▶ What to produce: Write out every line of all the rows below as a JSON list of strings, one string per line, skipping blank lines. Leave the pictures out.

═══ Input for this task ═══

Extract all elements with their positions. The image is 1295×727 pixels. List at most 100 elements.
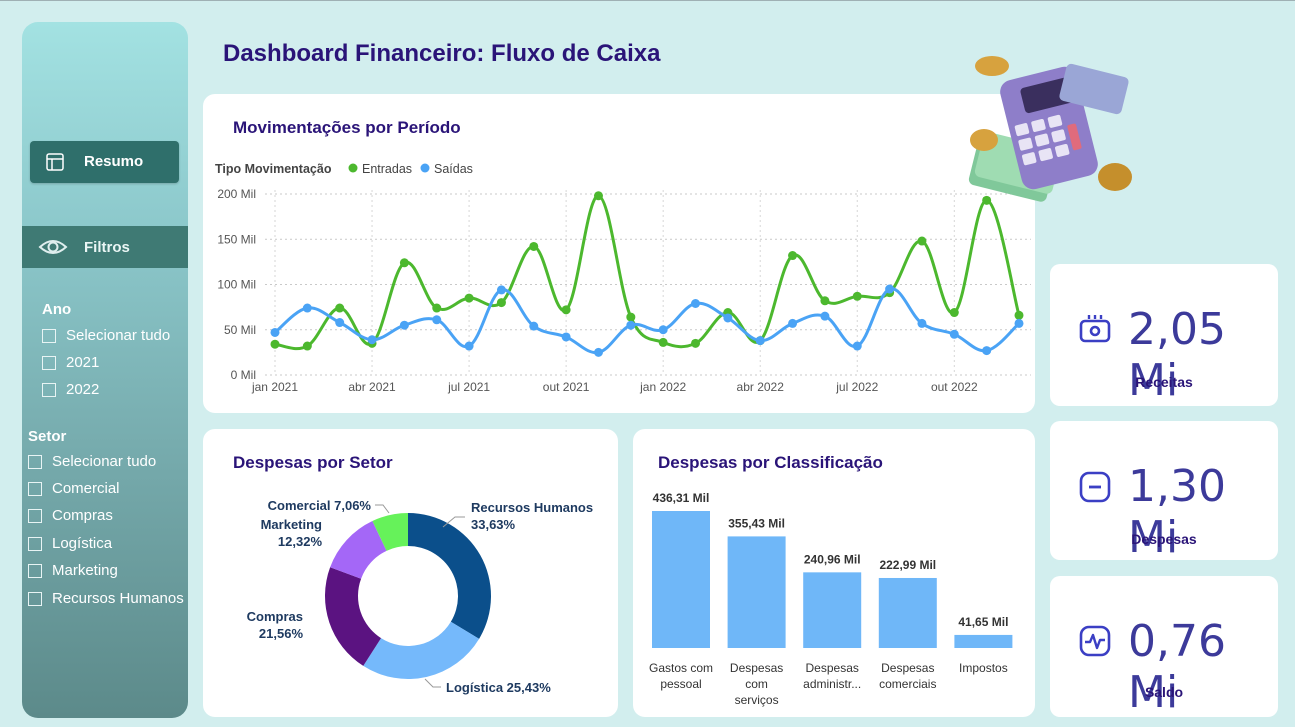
setor-option-logistica[interactable]: Logística <box>28 535 112 552</box>
data-point-entradas[interactable] <box>593 191 603 201</box>
eye-icon <box>38 240 68 254</box>
legend-saidas-marker <box>420 163 430 173</box>
filtros-button[interactable]: Filtros <box>22 226 188 268</box>
resumo-button[interactable]: Resumo <box>30 141 179 183</box>
data-point-saidas[interactable] <box>270 327 280 337</box>
data-point-entradas[interactable] <box>658 337 668 347</box>
donut-label: 12,32% <box>278 534 323 549</box>
data-point-entradas[interactable] <box>464 293 474 303</box>
series-line-entradas[interactable] <box>274 194 1021 351</box>
data-point-entradas[interactable] <box>335 303 345 313</box>
data-point-entradas[interactable] <box>626 312 636 322</box>
data-point-entradas[interactable] <box>788 251 798 261</box>
donut-chart-title: Despesas por Setor <box>233 453 393 472</box>
data-point-saidas[interactable] <box>496 285 506 295</box>
bar-category-label: Despesas <box>881 661 934 675</box>
option-label: Comercial <box>52 480 120 497</box>
bar-category-label: administr... <box>803 677 861 691</box>
data-point-saidas[interactable] <box>626 320 636 330</box>
checkbox[interactable] <box>42 328 56 343</box>
checkbox[interactable] <box>28 591 42 606</box>
checkbox[interactable] <box>28 481 42 496</box>
bar[interactable] <box>954 634 1013 648</box>
donut-label: Marketing <box>261 517 322 532</box>
data-point-entradas[interactable] <box>561 305 571 315</box>
data-point-saidas[interactable] <box>658 325 668 335</box>
y-tick-label: 200 Mil <box>217 187 256 201</box>
donut-slice[interactable] <box>372 513 408 551</box>
option-label: Selecionar tudo <box>52 453 157 470</box>
checkbox[interactable] <box>28 454 42 469</box>
setor-option-marketing[interactable]: Marketing <box>28 562 118 579</box>
data-point-entradas[interactable] <box>432 303 442 313</box>
data-point-saidas[interactable] <box>982 346 992 356</box>
data-point-saidas[interactable] <box>367 335 377 345</box>
checkbox[interactable] <box>42 355 56 370</box>
data-point-saidas[interactable] <box>464 341 474 351</box>
data-point-entradas[interactable] <box>691 338 701 348</box>
data-point-saidas[interactable] <box>852 341 862 351</box>
bar[interactable] <box>878 577 937 648</box>
setor-option-recursos-humanos[interactable]: Recursos Humanos <box>28 590 184 607</box>
data-point-saidas[interactable] <box>1014 318 1024 328</box>
data-point-entradas[interactable] <box>852 291 862 301</box>
series-line-saidas[interactable] <box>274 287 1021 355</box>
data-point-saidas[interactable] <box>593 347 603 357</box>
kpi-despesas-label: Despesas <box>1131 531 1197 547</box>
bar[interactable] <box>652 511 710 648</box>
data-point-saidas[interactable] <box>917 318 927 328</box>
bar-category-label: com <box>745 677 768 691</box>
bar-category-label: Despesas <box>806 661 859 675</box>
donut-slice[interactable] <box>408 513 492 639</box>
donut-slice[interactable] <box>330 521 387 579</box>
ano-option-2022[interactable]: 2022 <box>42 381 99 398</box>
data-point-saidas[interactable] <box>432 315 442 325</box>
legend-saidas-label[interactable]: Saídas <box>434 162 473 176</box>
data-point-saidas[interactable] <box>820 311 830 321</box>
data-point-saidas[interactable] <box>399 320 409 330</box>
data-point-saidas[interactable] <box>529 321 539 331</box>
resumo-label: Resumo <box>84 153 144 170</box>
data-point-saidas[interactable] <box>949 329 959 339</box>
ano-option-select-all[interactable]: Selecionar tudo <box>42 327 170 344</box>
donut-slice[interactable] <box>363 621 480 679</box>
checkbox[interactable] <box>28 508 42 523</box>
data-point-saidas[interactable] <box>335 318 345 328</box>
donut-slice[interactable] <box>325 567 382 666</box>
ano-option-2021[interactable]: 2021 <box>42 354 99 371</box>
data-point-saidas[interactable] <box>723 313 733 323</box>
data-point-entradas[interactable] <box>982 195 992 205</box>
data-point-saidas[interactable] <box>885 284 895 294</box>
data-point-saidas[interactable] <box>302 303 312 313</box>
bar-category-label: Impostos <box>959 661 1008 675</box>
bar-value-label: 355,43 Mil <box>728 516 785 530</box>
bar[interactable] <box>803 572 862 648</box>
bar-category-label: pessoal <box>660 677 701 691</box>
data-point-entradas[interactable] <box>496 298 506 308</box>
data-point-entradas[interactable] <box>949 308 959 318</box>
checkbox[interactable] <box>42 382 56 397</box>
bar[interactable] <box>727 536 786 648</box>
data-point-entradas[interactable] <box>302 341 312 351</box>
leader-line <box>442 516 465 528</box>
data-point-saidas[interactable] <box>755 336 765 346</box>
setor-option-comercial[interactable]: Comercial <box>28 480 120 497</box>
setor-option-select-all[interactable]: Selecionar tudo <box>28 453 156 470</box>
data-point-saidas[interactable] <box>561 332 571 342</box>
data-point-entradas[interactable] <box>399 258 409 268</box>
legend-entradas-label[interactable]: Entradas <box>362 162 412 176</box>
data-point-saidas[interactable] <box>691 299 701 309</box>
data-point-saidas[interactable] <box>788 318 798 328</box>
data-point-entradas[interactable] <box>917 236 927 246</box>
y-tick-label: 50 Mil <box>224 323 256 337</box>
data-point-entradas[interactable] <box>270 339 280 349</box>
data-point-entradas[interactable] <box>529 241 539 251</box>
setor-option-compras[interactable]: Compras <box>28 507 113 524</box>
checkbox[interactable] <box>28 563 42 578</box>
kpi-receitas-card: 2,05 Mi Receitas <box>1050 264 1278 406</box>
data-point-entradas[interactable] <box>1014 310 1024 320</box>
checkbox[interactable] <box>28 536 42 551</box>
donut-label: 33,63% <box>471 517 516 532</box>
data-point-entradas[interactable] <box>820 296 830 306</box>
donut-chart: Recursos Humanos 33,63% Logística 25,43% Co… <box>247 498 593 695</box>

═══

▶ Right answer:
[
  "Extract all elements with their positions. The image is 1295×727 pixels. List at most 100 elements.",
  "setor-option-logistica[interactable]: Logística <box>28 535 112 552</box>",
  "data-point-entradas[interactable] <box>593 191 603 201</box>",
  "eye-icon <box>38 240 68 254</box>",
  "legend-saidas-marker <box>420 163 430 173</box>",
  "filtros-button[interactable]: Filtros <box>22 226 188 268</box>",
  "resumo-button[interactable]: Resumo <box>30 141 179 183</box>",
  "data-point-saidas[interactable] <box>270 327 280 337</box>",
  "data-point-entradas[interactable] <box>658 337 668 347</box>",
  "donut-label: 12,32% <box>278 534 323 549</box>",
  "data-point-entradas[interactable] <box>464 293 474 303</box>",
  "series-line-entradas[interactable] <box>274 194 1021 351</box>",
  "data-point-entradas[interactable] <box>335 303 345 313</box>",
  "data-point-entradas[interactable] <box>626 312 636 322</box>",
  "data-point-entradas[interactable] <box>788 251 798 261</box>",
  "donut-chart-title: Despesas por Setor <box>233 453 393 472</box>",
  "data-point-saidas[interactable] <box>496 285 506 295</box>",
  "bar-category-label: Despesas <box>881 661 934 675</box>",
  "option-label: Comercial <box>52 480 120 497</box>",
  "bar-category-label: administr... <box>803 677 861 691</box>",
  "data-point-saidas[interactable] <box>626 320 636 330</box>",
  "checkbox[interactable] <box>42 328 56 343</box>",
  "checkbox[interactable] <box>28 591 42 606</box>",
  "checkbox[interactable] <box>28 481 42 496</box>",
  "bar[interactable] <box>954 634 1013 648</box>",
  "donut-label: Marketing <box>261 517 322 532</box>",
  "data-point-entradas[interactable] <box>561 305 571 315</box>",
  "data-point-saidas[interactable] <box>658 325 668 335</box>",
  "y-tick-label: 200 Mil <box>217 187 256 201</box>",
  "donut-slice[interactable] <box>372 513 408 551</box>",
  "option-label: Selecionar tudo <box>52 453 157 470</box>",
  "checkbox[interactable] <box>28 454 42 469</box>",
  "setor-option-marketing[interactable]: Marketing <box>28 562 118 579</box>",
  "data-point-entradas[interactable] <box>432 303 442 313</box>",
  "data-point-saidas[interactable] <box>982 346 992 356</box>",
  "data-point-saidas[interactable] <box>367 335 377 345</box>",
  "checkbox[interactable] <box>42 355 56 370</box>",
  "data-point-saidas[interactable] <box>464 341 474 351</box>",
  "data-point-entradas[interactable] <box>691 338 701 348</box>",
  "data-point-saidas[interactable] <box>852 341 862 351</box>",
  "bar[interactable] <box>878 577 937 648</box>",
  "setor-option-recursos-humanos[interactable]: Recursos Humanos <box>28 590 184 607</box>",
  "data-point-saidas[interactable] <box>1014 318 1024 328</box>",
  "data-point-entradas[interactable] <box>852 291 862 301</box>",
  "series-line-saidas[interactable] <box>274 287 1021 355</box>",
  "data-point-saidas[interactable] <box>593 347 603 357</box>",
  "kpi-despesas-label: Despesas <box>1131 531 1197 547</box>",
  "bar[interactable] <box>652 511 710 648</box>",
  "data-point-saidas[interactable] <box>917 318 927 328</box>",
  "bar-category-label: com <box>745 677 768 691</box>",
  "bar-category-label: Despesas <box>806 661 859 675</box>",
  "donut-slice[interactable] <box>408 513 492 639</box>",
  "donut-slice[interactable] <box>330 521 387 579</box>",
  "ano-option-2022[interactable]: 2022 <box>42 381 99 398</box>",
  "data-point-saidas[interactable] <box>432 315 442 325</box>",
  "legend-saidas-label[interactable]: Saídas <box>434 162 473 176</box>",
  "data-point-saidas[interactable] <box>820 311 830 321</box>",
  "data-point-saidas[interactable] <box>399 320 409 330</box>",
  "data-point-saidas[interactable] <box>529 321 539 331</box>",
  "resumo-label: Resumo <box>84 153 144 170</box>",
  "data-point-saidas[interactable] <box>949 329 959 339</box>",
  "ano-option-select-all[interactable]: Selecionar tudo <box>42 327 170 344</box>",
  "donut-slice[interactable] <box>363 621 480 679</box>",
  "checkbox[interactable] <box>28 508 42 523</box>",
  "data-point-saidas[interactable] <box>335 318 345 328</box>",
  "donut-slice[interactable] <box>325 567 382 666</box>",
  "ano-option-2021[interactable]: 2021 <box>42 354 99 371</box>",
  "data-point-saidas[interactable] <box>723 313 733 323</box>",
  "data-point-entradas[interactable] <box>982 195 992 205</box>",
  "data-point-saidas[interactable] <box>885 284 895 294</box>",
  "data-point-saidas[interactable] <box>302 303 312 313</box>",
  "bar-category-label: Impostos <box>959 661 1008 675</box>",
  "bar-value-label: 355,43 Mil <box>728 516 785 530</box>",
  "bar[interactable] <box>803 572 862 648</box>",
  "bar-category-label: pessoal <box>660 677 701 691</box>",
  "data-point-entradas[interactable] <box>496 298 506 308</box>",
  "data-point-entradas[interactable] <box>949 308 959 318</box>",
  "checkbox[interactable] <box>42 382 56 397</box>",
  "bar[interactable] <box>727 536 786 648</box>",
  "data-point-entradas[interactable] <box>302 341 312 351</box>",
  "leader-line <box>442 516 465 528</box>",
  "data-point-saidas[interactable] <box>755 336 765 346</box>",
  "setor-option-comercial[interactable]: Comercial <box>28 480 120 497</box>",
  "setor-option-select-all[interactable]: Selecionar tudo <box>28 453 156 470</box>",
  "data-point-saidas[interactable] <box>561 332 571 342</box>",
  "data-point-entradas[interactable] <box>399 258 409 268</box>",
  "legend-entradas-label[interactable]: Entradas <box>362 162 412 176</box>",
  "data-point-saidas[interactable] <box>691 299 701 309</box>",
  "data-point-saidas[interactable] <box>788 318 798 328</box>",
  "data-point-entradas[interactable] <box>917 236 927 246</box>",
  "y-tick-label: 50 Mil <box>224 323 256 337</box>",
  "data-point-entradas[interactable] <box>270 339 280 349</box>",
  "data-point-entradas[interactable] <box>529 241 539 251</box>",
  "setor-option-compras[interactable]: Compras <box>28 507 113 524</box>",
  "checkbox[interactable] <box>28 563 42 578</box>",
  "kpi-receitas-card: 2,05 Mi Receitas <box>1050 264 1278 406</box>",
  "data-point-entradas[interactable] <box>1014 310 1024 320</box>",
  "checkbox[interactable] <box>28 536 42 551</box>",
  "donut-label: 33,63% <box>471 517 516 532</box>",
  "data-point-entradas[interactable] <box>820 296 830 306</box>",
  "donut-chart: Recursos Humanos 33,63% Logística 25,43% Co… <box>247 498 593 695</box>"
]